## [TEKS SUMBER]

──────────

Murahnya sewa lahan dan pelanggaran kontrak berpotensi merugikan negara
Murahnya sewa lahan dan pelanggaran kontrak berpotensi merugikan negara
Tujuan : Tujuan dari analisis kasus pelanggaran kontrak bisnis ini adalah untuk mengetahui kerugian yang terjadi akibat tambahan bangunan yakni gedung perkantoran Menara B dan apartemen kemiskinan .
Teknik: Menggunakan teknik analisis langsung melalui website artikel liputan6.
Sumber data : Data diambil dari web resmi liputan6.
Metode ulasan : Metode yang saya pakai dalam menganalisis ini , yaitu dengan penelitian yang bersifat pembahasan mendalam terhadap isi suatu pembahasan yang ada berupa informasi atau tercetak dalam media massa.
Hasil : Komisaris PT Y, Michael Umbas mengaku ada ada beberapa fakta janggal yang didapatinya semenjak duduk sebagai komisaris PT Y pada November 2016, yaitu tambahan bangunan yakni gedung perkantoran menara B dan apartemen kempinski yang di mana kedua bangunan ini tidak tercantum dalam perjanjian BOT dan belum diperhitungkan besaran kompensasi ke PT Y.

──────────

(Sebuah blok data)
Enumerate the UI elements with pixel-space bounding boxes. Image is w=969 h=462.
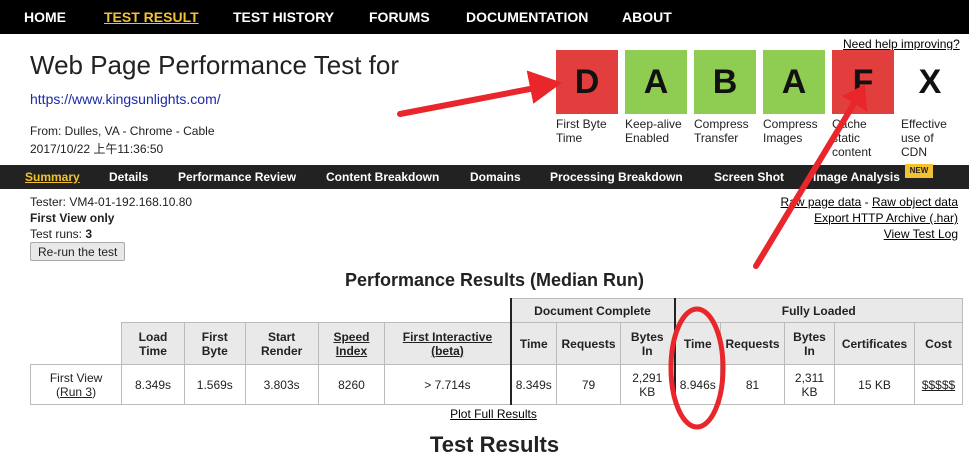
link-separator: - bbox=[861, 195, 872, 209]
col-fl-time: Time bbox=[673, 322, 721, 365]
plot-full-results-link[interactable]: Plot Full Results bbox=[0, 407, 969, 421]
grade-first-byte-time[interactable]: D bbox=[556, 50, 618, 114]
performance-results-table: Document Complete Fully Loaded Load Time … bbox=[29, 298, 963, 405]
nav-test-result[interactable]: TEST RESULT bbox=[104, 9, 199, 25]
document-complete-header: Document Complete bbox=[509, 298, 675, 323]
tab-performance-review[interactable]: Performance Review bbox=[178, 170, 296, 184]
raw-data-links: Raw page data - Raw object data bbox=[781, 195, 958, 209]
tab-content-breakdown[interactable]: Content Breakdown bbox=[326, 170, 439, 184]
tab-screen-shot[interactable]: Screen Shot bbox=[714, 170, 784, 184]
fully-loaded-header: Fully Loaded bbox=[673, 298, 963, 323]
tab-processing-breakdown[interactable]: Processing Breakdown bbox=[550, 170, 683, 184]
rerun-button[interactable]: Re-run the test bbox=[30, 242, 126, 261]
tab-details[interactable]: Details bbox=[109, 170, 148, 184]
raw-page-data-link[interactable]: Raw page data bbox=[781, 195, 862, 209]
tester-info: Tester: VM4-01-192.168.10.80 bbox=[30, 195, 193, 209]
table-row: First View (Run 3) 8.349s 1.569s 3.803s … bbox=[29, 364, 963, 405]
col-first-interactive[interactable]: First Interactive (beta) bbox=[384, 322, 511, 365]
nav-documentation[interactable]: DOCUMENTATION bbox=[466, 9, 588, 25]
run-link[interactable]: Run 3 bbox=[60, 385, 92, 399]
test-results-title: Test Results bbox=[429, 432, 560, 457]
cell-dc-requests: 79 bbox=[556, 364, 621, 405]
cell-first-byte: 1.569s bbox=[183, 364, 246, 405]
col-dc-time: Time bbox=[509, 322, 557, 365]
tab-domains[interactable]: Domains bbox=[470, 170, 521, 184]
col-load-time: Load Time bbox=[121, 322, 185, 365]
arrow-to-first-byte-icon bbox=[397, 81, 559, 117]
grade-keep-alive[interactable]: A bbox=[625, 50, 687, 114]
table-spacer bbox=[30, 298, 511, 323]
col-start-render: Start Render bbox=[244, 322, 319, 365]
help-link[interactable]: Need help improving? bbox=[843, 37, 960, 51]
grade-label-cache-static: Cache static content bbox=[832, 117, 872, 159]
raw-object-data-link[interactable]: Raw object data bbox=[872, 195, 958, 209]
row-label-spacer bbox=[30, 322, 122, 365]
test-date: 2017/10/22 上午11:36:50 bbox=[30, 142, 164, 156]
nav-home[interactable]: HOME bbox=[24, 9, 66, 25]
col-certificates: Certificates bbox=[834, 322, 915, 365]
grade-compress-images[interactable]: A bbox=[763, 50, 825, 114]
tab-image-analysis[interactable]: Image Analysis bbox=[813, 170, 900, 184]
results-subnav: Summary Details Performance Review Conte… bbox=[0, 165, 969, 189]
col-speed-index[interactable]: Speed Index bbox=[317, 322, 386, 365]
cell-load-time: 8.349s bbox=[121, 364, 185, 405]
cell-first-interactive: > 7.714s bbox=[384, 364, 511, 405]
cell-speed-index: 8260 bbox=[317, 364, 386, 405]
col-dc-requests: Requests bbox=[556, 322, 621, 365]
nav-test-history[interactable]: TEST HISTORY bbox=[233, 9, 334, 25]
grade-cache-static[interactable]: F bbox=[832, 50, 894, 114]
test-location: From: Dulles, VA - Chrome - Cable bbox=[30, 124, 215, 138]
view-test-log-link[interactable]: View Test Log bbox=[884, 227, 958, 241]
cell-certificates: 15 KB bbox=[834, 364, 915, 405]
tab-summary[interactable]: Summary bbox=[25, 170, 80, 184]
nav-about[interactable]: ABOUT bbox=[622, 9, 672, 25]
grade-label-compress-transfer: Compress Transfer bbox=[694, 117, 749, 145]
grade-label-first-byte: First Byte Time bbox=[556, 117, 607, 145]
performance-results-title: Performance Results (Median Run) bbox=[344, 270, 645, 290]
new-badge: NEW bbox=[905, 164, 933, 178]
col-fl-requests: Requests bbox=[720, 322, 785, 365]
grade-label-cdn: Effective use of CDN bbox=[901, 117, 947, 159]
col-fl-bytes: Bytes In bbox=[784, 322, 835, 365]
col-dc-bytes: Bytes In bbox=[620, 322, 675, 365]
cell-dc-time: 8.349s bbox=[509, 364, 557, 405]
cell-start-render: 3.803s bbox=[244, 364, 319, 405]
test-runs: Test runs: 3 bbox=[30, 227, 93, 241]
col-cost: Cost bbox=[914, 322, 963, 365]
grade-compress-transfer[interactable]: B bbox=[694, 50, 756, 114]
first-view-only: First View only bbox=[30, 211, 115, 225]
test-runs-count: 3 bbox=[85, 227, 93, 241]
nav-forums[interactable]: FORUMS bbox=[369, 9, 430, 25]
top-nav: HOME TEST RESULT TEST HISTORY FORUMS DOC… bbox=[0, 0, 969, 34]
col-first-byte: First Byte bbox=[183, 322, 246, 365]
tested-url[interactable]: https://www.kingsunlights.com/ bbox=[30, 91, 221, 107]
cell-fl-bytes: 2,311 KB bbox=[784, 364, 835, 405]
cell-fl-requests: 81 bbox=[720, 364, 785, 405]
cell-cost[interactable]: $$$$$ bbox=[914, 364, 963, 405]
export-har-link[interactable]: Export HTTP Archive (.har) bbox=[814, 211, 958, 225]
grade-label-keep-alive: Keep-alive Enabled bbox=[625, 117, 682, 145]
page-title: Web Page Performance Test for bbox=[30, 50, 400, 80]
grade-cdn[interactable]: X bbox=[901, 50, 959, 114]
cell-fl-time: 8.946s bbox=[673, 364, 721, 405]
grade-label-compress-images: Compress Images bbox=[763, 117, 818, 145]
row-label: First View (Run 3) bbox=[29, 364, 123, 405]
cell-dc-bytes: 2,291 KB bbox=[620, 364, 675, 405]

──────────

## [YANG DIKERJAKAN]
(1) Menurut teks tentang pelanggaran kontrak sewa lahan, sejak kapan Michael Umbas duduk sebagai komisaris PT Y?
(2) Salin tanpa perubahan bagian teks tentang pelanggaran kontrak sewa lahan yang dimulai dengan "Teknik: Menggunakan teknik" dan berlanjut hingga "dalam media massa.".

## [DAFTAR JAWABAN]
(1) Michael Umbas duduk sebagai komisaris PT Y sejak November 2016.

(2)
Teknik: Menggunakan teknik analisis langsung melalui website artikel liputan6.
Sumber data : Data diambil dari web resmi liputan6.
Metode ulasan : Metode yang saya pakai dalam menganalisis ini , yaitu dengan penelitian yang bersifat pembahasan mendalam terhadap isi suatu pembahasan yang ada berupa informasi atau tercetak dalam media massa.